··· Exercise materials

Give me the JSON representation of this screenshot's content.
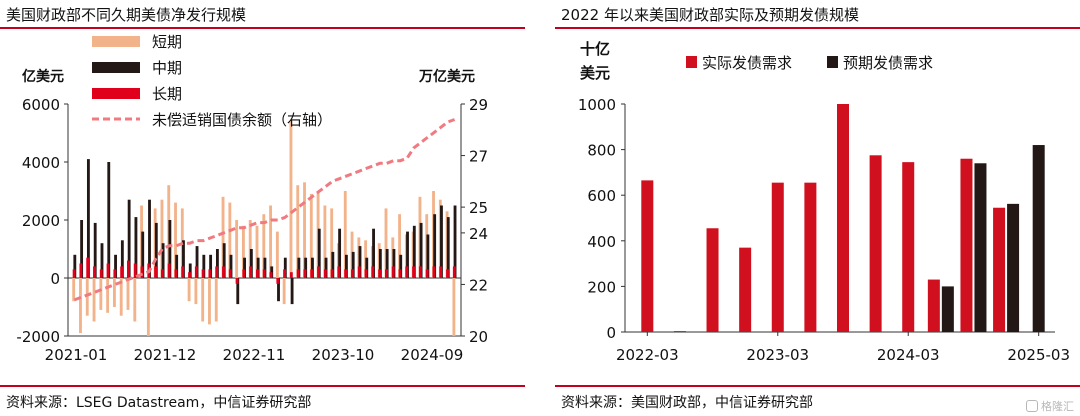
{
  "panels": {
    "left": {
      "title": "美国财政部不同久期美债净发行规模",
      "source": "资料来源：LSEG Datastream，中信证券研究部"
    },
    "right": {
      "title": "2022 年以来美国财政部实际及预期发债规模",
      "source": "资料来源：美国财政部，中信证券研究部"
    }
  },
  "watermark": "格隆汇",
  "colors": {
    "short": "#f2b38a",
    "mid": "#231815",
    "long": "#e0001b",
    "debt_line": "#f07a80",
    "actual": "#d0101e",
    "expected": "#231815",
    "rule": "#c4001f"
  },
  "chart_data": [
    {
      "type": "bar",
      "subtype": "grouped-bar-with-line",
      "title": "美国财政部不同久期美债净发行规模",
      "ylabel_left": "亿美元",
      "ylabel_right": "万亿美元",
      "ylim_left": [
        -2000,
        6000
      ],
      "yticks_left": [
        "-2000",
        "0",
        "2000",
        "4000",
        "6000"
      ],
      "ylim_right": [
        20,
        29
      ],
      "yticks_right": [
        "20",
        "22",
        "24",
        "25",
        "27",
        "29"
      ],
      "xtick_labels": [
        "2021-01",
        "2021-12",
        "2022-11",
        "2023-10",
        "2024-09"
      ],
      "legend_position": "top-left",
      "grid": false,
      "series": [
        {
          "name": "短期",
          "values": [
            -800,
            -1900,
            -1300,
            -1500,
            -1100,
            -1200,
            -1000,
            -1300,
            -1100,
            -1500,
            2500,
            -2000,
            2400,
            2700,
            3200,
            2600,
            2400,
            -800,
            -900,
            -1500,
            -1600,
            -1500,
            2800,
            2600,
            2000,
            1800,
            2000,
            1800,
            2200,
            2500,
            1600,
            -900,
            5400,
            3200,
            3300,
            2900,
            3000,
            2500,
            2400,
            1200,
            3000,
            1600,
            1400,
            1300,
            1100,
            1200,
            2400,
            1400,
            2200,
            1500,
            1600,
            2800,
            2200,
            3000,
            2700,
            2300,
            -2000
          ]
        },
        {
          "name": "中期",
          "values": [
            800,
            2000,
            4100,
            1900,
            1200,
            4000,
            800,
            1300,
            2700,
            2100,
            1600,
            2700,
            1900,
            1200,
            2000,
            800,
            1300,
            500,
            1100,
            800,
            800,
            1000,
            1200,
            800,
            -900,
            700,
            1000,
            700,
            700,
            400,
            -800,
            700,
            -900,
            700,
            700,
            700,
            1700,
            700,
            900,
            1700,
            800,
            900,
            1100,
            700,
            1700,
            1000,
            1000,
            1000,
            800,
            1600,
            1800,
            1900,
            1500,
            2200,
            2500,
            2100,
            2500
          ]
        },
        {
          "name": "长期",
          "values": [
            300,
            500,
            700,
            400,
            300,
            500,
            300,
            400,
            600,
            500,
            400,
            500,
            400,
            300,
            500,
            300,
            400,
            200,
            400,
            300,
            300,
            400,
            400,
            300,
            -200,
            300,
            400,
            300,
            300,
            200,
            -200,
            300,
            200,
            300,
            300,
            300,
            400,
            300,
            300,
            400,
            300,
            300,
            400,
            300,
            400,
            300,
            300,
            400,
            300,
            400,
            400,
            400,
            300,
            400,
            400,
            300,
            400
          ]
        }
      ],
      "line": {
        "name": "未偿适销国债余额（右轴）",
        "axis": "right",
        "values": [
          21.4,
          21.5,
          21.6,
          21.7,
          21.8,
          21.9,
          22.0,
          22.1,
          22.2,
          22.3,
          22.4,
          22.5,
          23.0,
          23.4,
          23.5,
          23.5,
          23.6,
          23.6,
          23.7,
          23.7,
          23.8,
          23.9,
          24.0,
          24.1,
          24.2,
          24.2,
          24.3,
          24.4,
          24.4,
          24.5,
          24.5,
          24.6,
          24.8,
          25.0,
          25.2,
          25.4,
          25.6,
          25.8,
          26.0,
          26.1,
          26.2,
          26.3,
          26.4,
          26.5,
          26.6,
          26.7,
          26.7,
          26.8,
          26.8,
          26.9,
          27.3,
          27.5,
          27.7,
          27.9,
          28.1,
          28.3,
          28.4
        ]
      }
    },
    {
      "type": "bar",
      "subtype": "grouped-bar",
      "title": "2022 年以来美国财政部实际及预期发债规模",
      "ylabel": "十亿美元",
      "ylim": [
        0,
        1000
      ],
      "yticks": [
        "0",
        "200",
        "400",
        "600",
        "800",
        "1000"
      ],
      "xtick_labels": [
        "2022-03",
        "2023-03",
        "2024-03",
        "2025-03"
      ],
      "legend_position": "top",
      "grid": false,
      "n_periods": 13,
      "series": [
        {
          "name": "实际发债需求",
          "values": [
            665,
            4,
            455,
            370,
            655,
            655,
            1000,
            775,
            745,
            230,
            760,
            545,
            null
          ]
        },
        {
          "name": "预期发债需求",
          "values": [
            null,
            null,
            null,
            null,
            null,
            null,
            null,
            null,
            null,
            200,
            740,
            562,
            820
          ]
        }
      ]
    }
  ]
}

······

Description of the task. Write out the full set of lines verbatim, without the pictures.

Solution for this problem.
Give me the JSON representation of this screenshot's content.
{
  "panels": {
    "left": {
      "title": "美国财政部不同久期美债净发行规模",
      "source": "资料来源：LSEG Datastream，中信证券研究部"
    },
    "right": {
      "title": "2022 年以来美国财政部实际及预期发债规模",
      "source": "资料来源：美国财政部，中信证券研究部"
    }
  },
  "watermark": "格隆汇",
  "colors": {
    "short": "#f2b38a",
    "mid": "#231815",
    "long": "#e0001b",
    "debt_line": "#f07a80",
    "actual": "#d0101e",
    "expected": "#231815",
    "rule": "#c4001f"
  },
  "chart_data": [
    {
      "type": "bar",
      "subtype": "grouped-bar-with-line",
      "title": "美国财政部不同久期美债净发行规模",
      "ylabel_left": "亿美元",
      "ylabel_right": "万亿美元",
      "ylim_left": [
        -2000,
        6000
      ],
      "yticks_left": [
        "-2000",
        "0",
        "2000",
        "4000",
        "6000"
      ],
      "ylim_right": [
        20,
        29
      ],
      "yticks_right": [
        "20",
        "22",
        "24",
        "25",
        "27",
        "29"
      ],
      "xtick_labels": [
        "2021-01",
        "2021-12",
        "2022-11",
        "2023-10",
        "2024-09"
      ],
      "legend_position": "top-left",
      "grid": false,
      "series": [
        {
          "name": "短期",
          "values": [
            -800,
            -1900,
            -1300,
            -1500,
            -1100,
            -1200,
            -1000,
            -1300,
            -1100,
            -1500,
            2500,
            -2000,
            2400,
            2700,
            3200,
            2600,
            2400,
            -800,
            -900,
            -1500,
            -1600,
            -1500,
            2800,
            2600,
            2000,
            1800,
            2000,
            1800,
            2200,
            2500,
            1600,
            -900,
            5400,
            3200,
            3300,
            2900,
            3000,
            2500,
            2400,
            1200,
            3000,
            1600,
            1400,
            1300,
            1100,
            1200,
            2400,
            1400,
            2200,
            1500,
            1600,
            2800,
            2200,
            3000,
            2700,
            2300,
            -2000
          ]
        },
        {
          "name": "中期",
          "values": [
            800,
            2000,
            4100,
            1900,
            1200,
            4000,
            800,
            1300,
            2700,
            2100,
            1600,
            2700,
            1900,
            1200,
            2000,
            800,
            1300,
            500,
            1100,
            800,
            800,
            1000,
            1200,
            800,
            -900,
            700,
            1000,
            700,
            700,
            400,
            -800,
            700,
            -900,
            700,
            700,
            700,
            1700,
            700,
            900,
            1700,
            800,
            900,
            1100,
            700,
            1700,
            1000,
            1000,
            1000,
            800,
            1600,
            1800,
            1900,
            1500,
            2200,
            2500,
            2100,
            2500
          ]
        },
        {
          "name": "长期",
          "values": [
            300,
            500,
            700,
            400,
            300,
            500,
            300,
            400,
            600,
            500,
            400,
            500,
            400,
            300,
            500,
            300,
            400,
            200,
            400,
            300,
            300,
            400,
            400,
            300,
            -200,
            300,
            400,
            300,
            300,
            200,
            -200,
            300,
            200,
            300,
            300,
            300,
            400,
            300,
            300,
            400,
            300,
            300,
            400,
            300,
            400,
            300,
            300,
            400,
            300,
            400,
            400,
            400,
            300,
            400,
            400,
            300,
            400
          ]
        }
      ],
      "line": {
        "name": "未偿适销国债余额（右轴）",
        "axis": "right",
        "values": [
          21.4,
          21.5,
          21.6,
          21.7,
          21.8,
          21.9,
          22.0,
          22.1,
          22.2,
          22.3,
          22.4,
          22.5,
          23.0,
          23.4,
          23.5,
          23.5,
          23.6,
          23.6,
          23.7,
          23.7,
          23.8,
          23.9,
          24.0,
          24.1,
          24.2,
          24.2,
          24.3,
          24.4,
          24.4,
          24.5,
          24.5,
          24.6,
          24.8,
          25.0,
          25.2,
          25.4,
          25.6,
          25.8,
          26.0,
          26.1,
          26.2,
          26.3,
          26.4,
          26.5,
          26.6,
          26.7,
          26.7,
          26.8,
          26.8,
          26.9,
          27.3,
          27.5,
          27.7,
          27.9,
          28.1,
          28.3,
          28.4
        ]
      }
    },
    {
      "type": "bar",
      "subtype": "grouped-bar",
      "title": "2022 年以来美国财政部实际及预期发债规模",
      "ylabel": "十亿美元",
      "ylim": [
        0,
        1000
      ],
      "yticks": [
        "0",
        "200",
        "400",
        "600",
        "800",
        "1000"
      ],
      "xtick_labels": [
        "2022-03",
        "2023-03",
        "2024-03",
        "2025-03"
      ],
      "legend_position": "top",
      "grid": false,
      "n_periods": 13,
      "series": [
        {
          "name": "实际发债需求",
          "values": [
            665,
            4,
            455,
            370,
            655,
            655,
            1000,
            775,
            745,
            230,
            760,
            545,
            null
          ]
        },
        {
          "name": "预期发债需求",
          "values": [
            null,
            null,
            null,
            null,
            null,
            null,
            null,
            null,
            null,
            200,
            740,
            562,
            820
          ]
        }
      ]
    }
  ]
}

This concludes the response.